TASK: Pull each line containing "Brain" out of the data and copy it.
— begin DATA FOR PROCESSING —
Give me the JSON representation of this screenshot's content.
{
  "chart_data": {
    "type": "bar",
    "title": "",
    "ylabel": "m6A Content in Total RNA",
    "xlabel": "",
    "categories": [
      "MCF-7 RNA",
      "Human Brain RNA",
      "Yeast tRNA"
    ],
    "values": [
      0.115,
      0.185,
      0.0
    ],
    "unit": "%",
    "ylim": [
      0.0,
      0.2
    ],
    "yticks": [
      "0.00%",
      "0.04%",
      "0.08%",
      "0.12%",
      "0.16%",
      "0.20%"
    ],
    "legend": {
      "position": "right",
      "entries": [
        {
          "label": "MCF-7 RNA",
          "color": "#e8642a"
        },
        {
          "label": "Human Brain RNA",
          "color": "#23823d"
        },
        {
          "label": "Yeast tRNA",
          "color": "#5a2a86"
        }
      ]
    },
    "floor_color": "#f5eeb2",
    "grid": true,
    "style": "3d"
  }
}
— end DATA FOR PROCESSING —
FULL OUTPUT:
      "Human Brain RNA",
          "label": "Human Brain RNA",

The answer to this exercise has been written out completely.